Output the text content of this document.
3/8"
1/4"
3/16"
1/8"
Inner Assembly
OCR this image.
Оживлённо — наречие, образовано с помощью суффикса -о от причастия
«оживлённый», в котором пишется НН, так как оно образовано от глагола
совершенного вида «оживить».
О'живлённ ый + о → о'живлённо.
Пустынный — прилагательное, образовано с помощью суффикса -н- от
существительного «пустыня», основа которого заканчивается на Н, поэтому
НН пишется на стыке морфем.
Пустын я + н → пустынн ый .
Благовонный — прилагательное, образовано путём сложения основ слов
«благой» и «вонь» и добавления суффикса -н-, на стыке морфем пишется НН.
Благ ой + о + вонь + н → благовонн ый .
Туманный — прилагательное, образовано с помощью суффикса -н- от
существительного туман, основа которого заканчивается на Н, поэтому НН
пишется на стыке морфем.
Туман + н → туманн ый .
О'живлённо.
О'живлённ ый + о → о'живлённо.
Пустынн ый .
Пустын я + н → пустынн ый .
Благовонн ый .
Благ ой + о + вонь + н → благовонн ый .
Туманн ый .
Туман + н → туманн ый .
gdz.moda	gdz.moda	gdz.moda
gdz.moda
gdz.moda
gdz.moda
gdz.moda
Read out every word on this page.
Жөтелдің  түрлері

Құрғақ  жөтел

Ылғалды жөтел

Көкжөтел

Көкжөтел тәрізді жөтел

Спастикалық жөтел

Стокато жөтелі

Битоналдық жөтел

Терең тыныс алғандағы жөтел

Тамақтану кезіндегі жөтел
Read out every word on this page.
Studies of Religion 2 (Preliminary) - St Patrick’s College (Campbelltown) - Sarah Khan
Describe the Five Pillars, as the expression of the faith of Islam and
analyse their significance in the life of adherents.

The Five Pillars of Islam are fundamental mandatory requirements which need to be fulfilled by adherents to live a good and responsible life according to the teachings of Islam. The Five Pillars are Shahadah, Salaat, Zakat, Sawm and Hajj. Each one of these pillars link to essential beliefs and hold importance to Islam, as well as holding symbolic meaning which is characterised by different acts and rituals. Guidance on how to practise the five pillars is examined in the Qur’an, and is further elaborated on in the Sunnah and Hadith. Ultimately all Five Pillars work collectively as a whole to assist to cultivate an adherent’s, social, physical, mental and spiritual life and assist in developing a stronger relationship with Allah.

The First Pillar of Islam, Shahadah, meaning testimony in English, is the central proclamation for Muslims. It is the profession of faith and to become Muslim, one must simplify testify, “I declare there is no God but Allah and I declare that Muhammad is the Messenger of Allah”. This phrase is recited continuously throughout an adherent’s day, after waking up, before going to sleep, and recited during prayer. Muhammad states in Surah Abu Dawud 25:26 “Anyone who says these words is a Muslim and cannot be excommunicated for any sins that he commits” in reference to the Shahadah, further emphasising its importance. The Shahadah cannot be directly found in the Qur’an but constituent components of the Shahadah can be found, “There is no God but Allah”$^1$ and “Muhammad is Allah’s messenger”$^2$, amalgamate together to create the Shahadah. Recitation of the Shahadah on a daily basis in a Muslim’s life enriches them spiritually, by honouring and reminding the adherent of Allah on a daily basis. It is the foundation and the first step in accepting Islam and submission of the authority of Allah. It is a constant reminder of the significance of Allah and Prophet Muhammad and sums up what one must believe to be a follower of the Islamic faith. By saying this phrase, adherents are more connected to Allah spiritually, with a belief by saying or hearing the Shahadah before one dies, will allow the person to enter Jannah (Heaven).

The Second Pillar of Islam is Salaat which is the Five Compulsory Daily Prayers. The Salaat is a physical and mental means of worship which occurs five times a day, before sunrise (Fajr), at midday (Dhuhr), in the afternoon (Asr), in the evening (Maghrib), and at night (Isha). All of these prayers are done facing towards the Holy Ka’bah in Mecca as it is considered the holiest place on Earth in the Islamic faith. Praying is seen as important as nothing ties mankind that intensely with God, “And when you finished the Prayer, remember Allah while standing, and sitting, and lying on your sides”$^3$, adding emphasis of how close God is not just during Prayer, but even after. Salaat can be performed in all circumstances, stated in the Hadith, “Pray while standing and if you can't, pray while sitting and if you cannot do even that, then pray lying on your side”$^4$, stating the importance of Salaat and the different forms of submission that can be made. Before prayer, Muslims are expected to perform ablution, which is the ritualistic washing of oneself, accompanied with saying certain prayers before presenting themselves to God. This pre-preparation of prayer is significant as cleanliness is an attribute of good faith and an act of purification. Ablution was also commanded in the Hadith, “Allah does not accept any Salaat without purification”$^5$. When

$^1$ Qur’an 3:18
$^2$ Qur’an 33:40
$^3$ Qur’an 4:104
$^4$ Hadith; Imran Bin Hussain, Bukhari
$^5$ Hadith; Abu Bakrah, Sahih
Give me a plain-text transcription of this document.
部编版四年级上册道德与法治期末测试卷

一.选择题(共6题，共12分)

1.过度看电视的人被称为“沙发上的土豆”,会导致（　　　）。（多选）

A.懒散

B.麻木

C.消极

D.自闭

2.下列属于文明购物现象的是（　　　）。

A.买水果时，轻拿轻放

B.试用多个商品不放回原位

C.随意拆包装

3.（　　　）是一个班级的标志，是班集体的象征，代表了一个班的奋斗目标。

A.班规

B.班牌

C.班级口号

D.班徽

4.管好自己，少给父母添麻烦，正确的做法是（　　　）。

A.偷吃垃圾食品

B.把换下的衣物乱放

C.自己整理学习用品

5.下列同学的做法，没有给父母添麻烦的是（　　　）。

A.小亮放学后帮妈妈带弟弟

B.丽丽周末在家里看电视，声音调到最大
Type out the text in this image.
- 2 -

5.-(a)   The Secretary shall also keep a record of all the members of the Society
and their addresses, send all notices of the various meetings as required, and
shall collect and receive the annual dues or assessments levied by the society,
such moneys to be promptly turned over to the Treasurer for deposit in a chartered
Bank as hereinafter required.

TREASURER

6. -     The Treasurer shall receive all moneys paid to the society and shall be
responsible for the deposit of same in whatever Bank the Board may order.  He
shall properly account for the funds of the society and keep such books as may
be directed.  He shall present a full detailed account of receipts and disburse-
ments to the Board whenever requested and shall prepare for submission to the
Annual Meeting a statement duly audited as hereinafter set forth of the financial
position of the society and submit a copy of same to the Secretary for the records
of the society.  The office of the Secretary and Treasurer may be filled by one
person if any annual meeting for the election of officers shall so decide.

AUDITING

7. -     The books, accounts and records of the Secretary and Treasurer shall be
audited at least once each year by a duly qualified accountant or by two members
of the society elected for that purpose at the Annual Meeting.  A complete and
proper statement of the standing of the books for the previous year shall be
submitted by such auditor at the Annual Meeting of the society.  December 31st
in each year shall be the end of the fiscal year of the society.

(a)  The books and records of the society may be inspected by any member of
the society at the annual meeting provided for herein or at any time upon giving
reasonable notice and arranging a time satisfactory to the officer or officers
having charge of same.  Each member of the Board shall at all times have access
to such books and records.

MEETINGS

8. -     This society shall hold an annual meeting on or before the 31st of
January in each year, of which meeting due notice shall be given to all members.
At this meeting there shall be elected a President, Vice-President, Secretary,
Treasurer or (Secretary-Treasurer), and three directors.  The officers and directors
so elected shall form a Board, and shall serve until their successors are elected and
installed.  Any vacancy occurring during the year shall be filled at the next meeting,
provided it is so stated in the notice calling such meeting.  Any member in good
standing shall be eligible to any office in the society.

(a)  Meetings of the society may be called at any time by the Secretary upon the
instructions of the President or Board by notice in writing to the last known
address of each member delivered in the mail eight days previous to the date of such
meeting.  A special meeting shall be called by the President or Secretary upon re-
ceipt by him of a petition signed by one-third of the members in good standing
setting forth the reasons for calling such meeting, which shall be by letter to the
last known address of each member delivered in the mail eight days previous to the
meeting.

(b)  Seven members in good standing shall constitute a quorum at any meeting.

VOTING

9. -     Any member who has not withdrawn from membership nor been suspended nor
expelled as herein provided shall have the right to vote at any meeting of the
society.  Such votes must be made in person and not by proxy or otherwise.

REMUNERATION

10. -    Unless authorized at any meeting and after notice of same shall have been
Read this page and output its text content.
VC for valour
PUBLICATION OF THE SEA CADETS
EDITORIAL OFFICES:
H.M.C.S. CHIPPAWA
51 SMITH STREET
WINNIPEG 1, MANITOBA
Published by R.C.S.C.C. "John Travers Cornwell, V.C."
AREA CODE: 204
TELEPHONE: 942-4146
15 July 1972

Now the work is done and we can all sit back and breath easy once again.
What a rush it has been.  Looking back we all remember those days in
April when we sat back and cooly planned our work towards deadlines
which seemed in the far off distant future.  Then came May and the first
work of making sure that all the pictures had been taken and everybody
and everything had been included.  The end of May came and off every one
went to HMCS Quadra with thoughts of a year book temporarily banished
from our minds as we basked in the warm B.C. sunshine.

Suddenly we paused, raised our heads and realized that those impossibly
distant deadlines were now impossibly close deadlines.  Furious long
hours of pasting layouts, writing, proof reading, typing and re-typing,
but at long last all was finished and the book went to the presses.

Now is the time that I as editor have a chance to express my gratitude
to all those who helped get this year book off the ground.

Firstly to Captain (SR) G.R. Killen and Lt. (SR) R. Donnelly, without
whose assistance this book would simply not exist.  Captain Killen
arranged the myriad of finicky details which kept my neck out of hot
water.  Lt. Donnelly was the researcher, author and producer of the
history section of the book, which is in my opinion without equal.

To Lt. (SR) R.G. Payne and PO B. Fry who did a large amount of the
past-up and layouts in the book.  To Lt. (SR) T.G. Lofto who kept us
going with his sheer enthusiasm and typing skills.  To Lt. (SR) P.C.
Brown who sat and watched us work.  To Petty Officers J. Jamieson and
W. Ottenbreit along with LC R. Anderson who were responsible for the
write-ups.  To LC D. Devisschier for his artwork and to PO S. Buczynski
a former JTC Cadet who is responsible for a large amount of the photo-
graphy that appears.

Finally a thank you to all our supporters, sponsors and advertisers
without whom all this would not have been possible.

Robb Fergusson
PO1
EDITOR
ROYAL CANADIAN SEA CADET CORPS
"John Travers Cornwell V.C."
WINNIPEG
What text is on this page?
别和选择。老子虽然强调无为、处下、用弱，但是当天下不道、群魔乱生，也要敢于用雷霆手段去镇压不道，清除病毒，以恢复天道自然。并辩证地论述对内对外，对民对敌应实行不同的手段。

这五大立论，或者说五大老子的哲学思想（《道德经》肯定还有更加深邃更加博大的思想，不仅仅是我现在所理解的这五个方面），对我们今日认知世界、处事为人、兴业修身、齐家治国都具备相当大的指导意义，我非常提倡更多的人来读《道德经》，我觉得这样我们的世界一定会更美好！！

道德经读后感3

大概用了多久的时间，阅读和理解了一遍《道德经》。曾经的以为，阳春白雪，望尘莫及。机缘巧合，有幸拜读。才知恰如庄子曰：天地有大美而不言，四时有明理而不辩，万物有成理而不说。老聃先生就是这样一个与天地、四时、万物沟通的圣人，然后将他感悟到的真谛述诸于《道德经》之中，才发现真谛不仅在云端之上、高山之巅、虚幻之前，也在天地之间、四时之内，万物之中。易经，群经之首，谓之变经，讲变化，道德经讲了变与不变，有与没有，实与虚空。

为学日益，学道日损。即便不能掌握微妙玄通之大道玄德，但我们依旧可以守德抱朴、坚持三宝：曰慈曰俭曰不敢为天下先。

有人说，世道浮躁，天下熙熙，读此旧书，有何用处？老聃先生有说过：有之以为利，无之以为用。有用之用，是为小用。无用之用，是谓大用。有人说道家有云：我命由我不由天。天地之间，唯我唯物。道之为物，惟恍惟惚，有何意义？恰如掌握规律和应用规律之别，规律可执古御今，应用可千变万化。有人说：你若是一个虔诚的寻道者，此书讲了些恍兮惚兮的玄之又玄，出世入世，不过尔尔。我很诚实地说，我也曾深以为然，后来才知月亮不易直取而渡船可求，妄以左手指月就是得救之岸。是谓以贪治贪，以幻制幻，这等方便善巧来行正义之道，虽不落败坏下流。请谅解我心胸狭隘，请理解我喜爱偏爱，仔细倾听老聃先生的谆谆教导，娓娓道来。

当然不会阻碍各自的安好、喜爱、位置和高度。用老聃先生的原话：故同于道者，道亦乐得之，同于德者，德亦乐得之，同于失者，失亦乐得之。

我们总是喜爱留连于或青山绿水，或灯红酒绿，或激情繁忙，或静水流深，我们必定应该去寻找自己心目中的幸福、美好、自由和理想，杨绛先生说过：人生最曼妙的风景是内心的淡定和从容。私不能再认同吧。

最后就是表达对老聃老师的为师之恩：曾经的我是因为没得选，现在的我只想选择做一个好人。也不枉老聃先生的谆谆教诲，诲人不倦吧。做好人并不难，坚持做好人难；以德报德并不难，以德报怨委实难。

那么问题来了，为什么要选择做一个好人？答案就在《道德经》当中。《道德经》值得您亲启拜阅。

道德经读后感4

+---+

### Exercise requirements
Exactly how many lines in the data above contain the word "Travers"? Respond with the number and nothing more.

### Result of this exercise
2